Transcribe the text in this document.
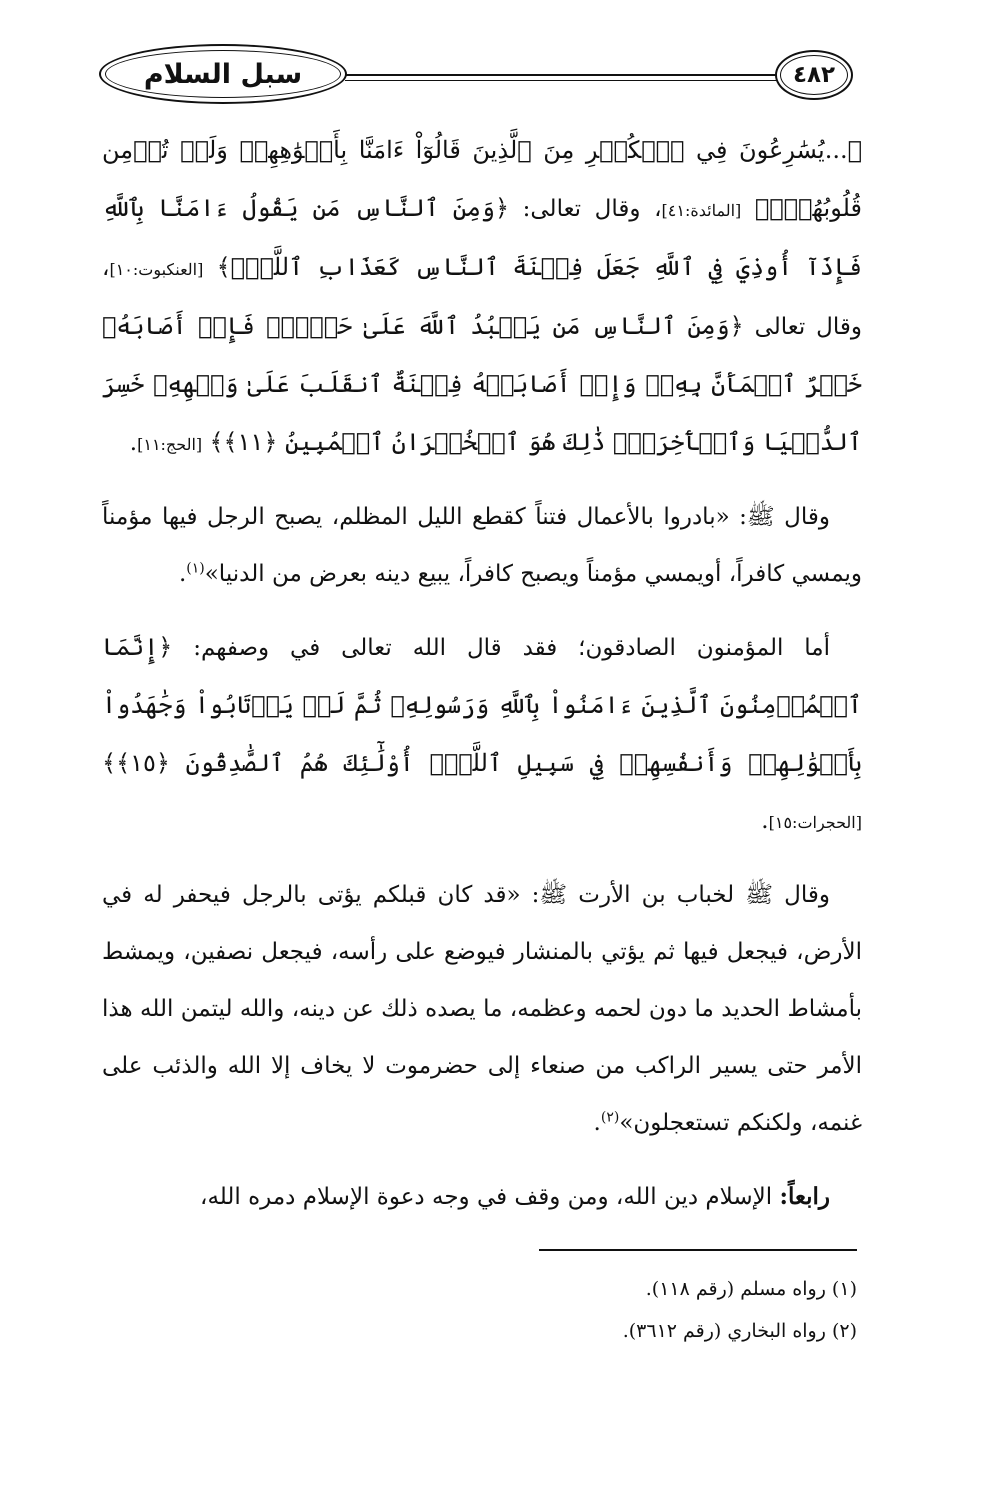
سبل السلام	٤٨٢

﴿...يُسَٰرِعُونَ فِي ٱلۡكُفۡرِ مِنَ ٱلَّذِينَ قَالُوٓاْ ءَامَنَّا بِأَفۡوَٰهِهِمۡ وَلَمۡ تُؤۡمِن قُلُوبُهُمۡۛ﴾ [المائدة:٤١]، وقال تعالى: ﴿وَمِنَ ٱلنَّاسِ مَن يَقُولُ ءَامَنَّا بِٱللَّهِ فَإِذَآ أُوذِيَ فِي ٱللَّهِ جَعَلَ فِتۡنَةَ ٱلنَّاسِ كَعَذَابِ ٱللَّهِۖ﴾ [العنكبوت:١٠]، وقال تعالى ﴿وَمِنَ ٱلنَّاسِ مَن يَعۡبُدُ ٱللَّهَ عَلَىٰ حَرۡفٖۖ فَإِنۡ أَصَابَهُۥ خَيۡرٌ ٱطۡمَأَنَّ بِهِۦۖ وَإِنۡ أَصَابَتۡهُ فِتۡنَةٌ ٱنقَلَبَ عَلَىٰ وَجۡهِهِۦ خَسِرَ ٱلدُّنۡيَا وَٱلۡأٓخِرَةَۚ ذَٰلِكَ هُوَ ٱلۡخُسۡرَانُ ٱلۡمُبِينُ ﴿١١﴾﴾ [الحج:١١].

وقال ﷺ: «بادروا بالأعمال فتناً كقطع الليل المظلم، يصبح الرجل فيها مؤمناً ويمسي كافراً، أويمسي مؤمناً ويصبح كافراً، يبيع دينه بعرض من الدنيا»$^{(١)}$.

أما المؤمنون الصادقون؛ فقد قال الله تعالى في وصفهم: ﴿إِنَّمَا ٱلۡمُؤۡمِنُونَ ٱلَّذِينَ ءَامَنُواْ بِٱللَّهِ وَرَسُولِهِۦ ثُمَّ لَمۡ يَرۡتَابُواْ وَجَٰهَدُواْ بِأَمۡوَٰلِهِمۡ وَأَنفُسِهِمۡ فِي سَبِيلِ ٱللَّهِۚ أُوْلَٰٓئِكَ هُمُ ٱلصَّٰدِقُونَ ﴿١٥﴾﴾ [الحجرات:١٥].

وقال ﷺ لخباب بن الأرت ﷺ: «قد كان قبلكم يؤتى بالرجل فيحفر له في الأرض، فيجعل فيها ثم يؤتي بالمنشار فيوضع على رأسه، فيجعل نصفين، ويمشط بأمشاط الحديد ما دون لحمه وعظمه، ما يصده ذلك عن دينه، والله ليتمن الله هذا الأمر حتى يسير الراكب من صنعاء إلى حضرموت لا يخاف إلا الله والذئب على غنمه، ولكنكم تستعجلون»$^{(٢)}$.

رابعاً: الإسلام دين الله، ومن وقف في وجه دعوة الإسلام دمره الله،

(١) رواه مسلم (رقم ١١٨).

(٢) رواه البخاري (رقم ٣٦١٢).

***

Every record above should come back exactly, but without its pictures.

» **SOLUTION**:
Transcribe the text in this document.
سبل السلام	٤٨٢

﴿...يُسَٰرِعُونَ فِي ٱلۡكُفۡرِ مِنَ ٱلَّذِينَ قَالُوٓاْ ءَامَنَّا بِأَفۡوَٰهِهِمۡ وَلَمۡ تُؤۡمِن قُلُوبُهُمۡۛ﴾ [المائدة:٤١]، وقال تعالى: ﴿وَمِنَ ٱلنَّاسِ مَن يَقُولُ ءَامَنَّا بِٱللَّهِ فَإِذَآ أُوذِيَ فِي ٱللَّهِ جَعَلَ فِتۡنَةَ ٱلنَّاسِ كَعَذَابِ ٱللَّهِۖ﴾ [العنكبوت:١٠]، وقال تعالى ﴿وَمِنَ ٱلنَّاسِ مَن يَعۡبُدُ ٱللَّهَ عَلَىٰ حَرۡفٖۖ فَإِنۡ أَصَابَهُۥ خَيۡرٌ ٱطۡمَأَنَّ بِهِۦۖ وَإِنۡ أَصَابَتۡهُ فِتۡنَةٌ ٱنقَلَبَ عَلَىٰ وَجۡهِهِۦ خَسِرَ ٱلدُّنۡيَا وَٱلۡأٓخِرَةَۚ ذَٰلِكَ هُوَ ٱلۡخُسۡرَانُ ٱلۡمُبِينُ ﴿١١﴾﴾ [الحج:١١].

وقال ﷺ: «بادروا بالأعمال فتناً كقطع الليل المظلم، يصبح الرجل فيها مؤمناً ويمسي كافراً، أويمسي مؤمناً ويصبح كافراً، يبيع دينه بعرض من الدنيا»$^{(١)}$.

أما المؤمنون الصادقون؛ فقد قال الله تعالى في وصفهم: ﴿إِنَّمَا ٱلۡمُؤۡمِنُونَ ٱلَّذِينَ ءَامَنُواْ بِٱللَّهِ وَرَسُولِهِۦ ثُمَّ لَمۡ يَرۡتَابُواْ وَجَٰهَدُواْ بِأَمۡوَٰلِهِمۡ وَأَنفُسِهِمۡ فِي سَبِيلِ ٱللَّهِۚ أُوْلَٰٓئِكَ هُمُ ٱلصَّٰدِقُونَ ﴿١٥﴾﴾ [الحجرات:١٥].

وقال ﷺ لخباب بن الأرت ﷺ: «قد كان قبلكم يؤتى بالرجل فيحفر له في الأرض، فيجعل فيها ثم يؤتي بالمنشار فيوضع على رأسه، فيجعل نصفين، ويمشط بأمشاط الحديد ما دون لحمه وعظمه، ما يصده ذلك عن دينه، والله ليتمن الله هذا الأمر حتى يسير الراكب من صنعاء إلى حضرموت لا يخاف إلا الله والذئب على غنمه، ولكنكم تستعجلون»$^{(٢)}$.

رابعاً: الإسلام دين الله، ومن وقف في وجه دعوة الإسلام دمره الله،

(١) رواه مسلم (رقم ١١٨).

(٢) رواه البخاري (رقم ٣٦١٢).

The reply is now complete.